_Exercise description_: Copy every line with the string "hanc" in it.

_Data to use_:
┄┄┄┄┄┄┄┄┄┄

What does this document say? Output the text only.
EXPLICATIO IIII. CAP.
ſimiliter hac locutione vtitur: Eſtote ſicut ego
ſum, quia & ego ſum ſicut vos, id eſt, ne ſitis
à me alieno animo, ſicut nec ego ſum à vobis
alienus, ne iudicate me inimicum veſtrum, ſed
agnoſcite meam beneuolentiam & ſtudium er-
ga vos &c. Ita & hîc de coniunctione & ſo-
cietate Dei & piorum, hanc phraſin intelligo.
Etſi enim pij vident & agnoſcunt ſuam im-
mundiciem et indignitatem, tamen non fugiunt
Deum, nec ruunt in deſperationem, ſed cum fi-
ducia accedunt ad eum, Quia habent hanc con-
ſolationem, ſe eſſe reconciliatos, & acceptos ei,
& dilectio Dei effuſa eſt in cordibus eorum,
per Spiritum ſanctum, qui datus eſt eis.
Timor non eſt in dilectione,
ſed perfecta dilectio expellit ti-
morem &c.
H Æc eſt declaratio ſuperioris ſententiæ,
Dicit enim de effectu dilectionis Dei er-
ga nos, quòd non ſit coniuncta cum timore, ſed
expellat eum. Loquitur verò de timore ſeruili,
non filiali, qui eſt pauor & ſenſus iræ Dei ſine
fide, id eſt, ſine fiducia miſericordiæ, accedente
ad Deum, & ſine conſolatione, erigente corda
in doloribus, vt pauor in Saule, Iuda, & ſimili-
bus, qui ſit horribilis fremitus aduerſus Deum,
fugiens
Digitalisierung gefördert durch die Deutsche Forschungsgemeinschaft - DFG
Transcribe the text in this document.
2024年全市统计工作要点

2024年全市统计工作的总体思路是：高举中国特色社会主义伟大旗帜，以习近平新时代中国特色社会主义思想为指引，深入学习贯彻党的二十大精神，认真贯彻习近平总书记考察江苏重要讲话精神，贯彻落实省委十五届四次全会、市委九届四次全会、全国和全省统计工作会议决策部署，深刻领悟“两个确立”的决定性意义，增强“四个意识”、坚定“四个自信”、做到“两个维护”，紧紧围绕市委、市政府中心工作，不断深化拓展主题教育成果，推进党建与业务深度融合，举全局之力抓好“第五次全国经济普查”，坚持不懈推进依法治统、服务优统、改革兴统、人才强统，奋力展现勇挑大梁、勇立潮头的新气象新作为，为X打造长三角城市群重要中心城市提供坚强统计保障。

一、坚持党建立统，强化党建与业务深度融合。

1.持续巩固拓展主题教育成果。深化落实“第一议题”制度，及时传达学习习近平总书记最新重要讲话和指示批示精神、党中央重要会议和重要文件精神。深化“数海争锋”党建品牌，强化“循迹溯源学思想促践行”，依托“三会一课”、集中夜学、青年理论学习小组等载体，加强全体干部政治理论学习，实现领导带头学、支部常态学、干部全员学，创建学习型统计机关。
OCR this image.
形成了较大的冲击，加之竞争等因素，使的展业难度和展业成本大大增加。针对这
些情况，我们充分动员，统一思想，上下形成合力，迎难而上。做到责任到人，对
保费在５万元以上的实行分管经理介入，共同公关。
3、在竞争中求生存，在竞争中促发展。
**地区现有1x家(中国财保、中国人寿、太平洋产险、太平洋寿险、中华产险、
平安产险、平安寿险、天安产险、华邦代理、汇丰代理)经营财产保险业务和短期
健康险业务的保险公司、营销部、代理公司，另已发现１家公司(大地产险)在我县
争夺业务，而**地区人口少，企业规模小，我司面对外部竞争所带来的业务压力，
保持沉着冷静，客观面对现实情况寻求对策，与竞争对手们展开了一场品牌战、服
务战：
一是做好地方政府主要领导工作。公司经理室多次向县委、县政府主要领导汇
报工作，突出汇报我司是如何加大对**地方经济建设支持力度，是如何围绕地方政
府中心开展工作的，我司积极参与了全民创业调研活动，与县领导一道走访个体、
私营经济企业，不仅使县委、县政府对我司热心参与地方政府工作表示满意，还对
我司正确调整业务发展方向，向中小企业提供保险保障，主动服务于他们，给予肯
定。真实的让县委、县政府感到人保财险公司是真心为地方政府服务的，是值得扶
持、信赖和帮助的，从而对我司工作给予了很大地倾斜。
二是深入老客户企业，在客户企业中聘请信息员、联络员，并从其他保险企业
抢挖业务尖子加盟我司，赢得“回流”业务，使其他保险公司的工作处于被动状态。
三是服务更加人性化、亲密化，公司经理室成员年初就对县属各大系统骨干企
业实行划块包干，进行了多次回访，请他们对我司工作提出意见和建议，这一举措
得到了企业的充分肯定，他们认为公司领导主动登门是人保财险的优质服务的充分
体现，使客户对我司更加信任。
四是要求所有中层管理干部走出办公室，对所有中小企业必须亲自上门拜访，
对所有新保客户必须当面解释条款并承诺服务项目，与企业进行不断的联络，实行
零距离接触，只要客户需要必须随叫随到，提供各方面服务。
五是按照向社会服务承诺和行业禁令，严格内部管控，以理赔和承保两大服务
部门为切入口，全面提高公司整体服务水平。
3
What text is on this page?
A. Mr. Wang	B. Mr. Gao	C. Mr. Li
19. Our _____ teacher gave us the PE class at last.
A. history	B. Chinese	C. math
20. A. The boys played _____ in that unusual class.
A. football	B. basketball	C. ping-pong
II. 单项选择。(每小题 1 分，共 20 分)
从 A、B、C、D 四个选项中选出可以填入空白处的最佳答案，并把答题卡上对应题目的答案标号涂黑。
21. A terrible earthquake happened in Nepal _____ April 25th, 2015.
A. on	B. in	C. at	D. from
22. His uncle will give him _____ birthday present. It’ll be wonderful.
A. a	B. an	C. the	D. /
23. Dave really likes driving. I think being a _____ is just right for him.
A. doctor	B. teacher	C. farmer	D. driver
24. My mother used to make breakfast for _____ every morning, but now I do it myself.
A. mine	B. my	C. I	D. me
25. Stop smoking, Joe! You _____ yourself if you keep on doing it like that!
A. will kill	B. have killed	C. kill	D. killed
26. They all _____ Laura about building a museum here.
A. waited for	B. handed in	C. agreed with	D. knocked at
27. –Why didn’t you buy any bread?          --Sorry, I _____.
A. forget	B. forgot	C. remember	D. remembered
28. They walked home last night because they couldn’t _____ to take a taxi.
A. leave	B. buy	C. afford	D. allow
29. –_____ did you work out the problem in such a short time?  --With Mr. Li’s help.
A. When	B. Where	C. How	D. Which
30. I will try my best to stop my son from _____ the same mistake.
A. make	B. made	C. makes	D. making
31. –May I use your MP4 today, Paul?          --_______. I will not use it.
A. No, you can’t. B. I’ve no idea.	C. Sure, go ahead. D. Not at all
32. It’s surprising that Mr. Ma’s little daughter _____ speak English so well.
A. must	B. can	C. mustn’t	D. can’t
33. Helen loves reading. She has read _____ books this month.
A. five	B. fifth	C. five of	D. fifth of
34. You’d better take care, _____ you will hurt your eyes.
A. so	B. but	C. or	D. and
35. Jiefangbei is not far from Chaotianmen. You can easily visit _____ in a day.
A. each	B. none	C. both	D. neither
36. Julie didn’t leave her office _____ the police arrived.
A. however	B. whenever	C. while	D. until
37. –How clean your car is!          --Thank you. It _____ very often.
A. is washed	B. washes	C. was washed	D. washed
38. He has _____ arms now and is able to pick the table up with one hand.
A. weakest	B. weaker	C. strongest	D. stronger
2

┄┄┄┄┄┄┄┄┄┄

_Written response_:
cietate Dei & piorum, hanc phraſin intelligo.
ducia accedunt ad eum, Quia habent hanc con-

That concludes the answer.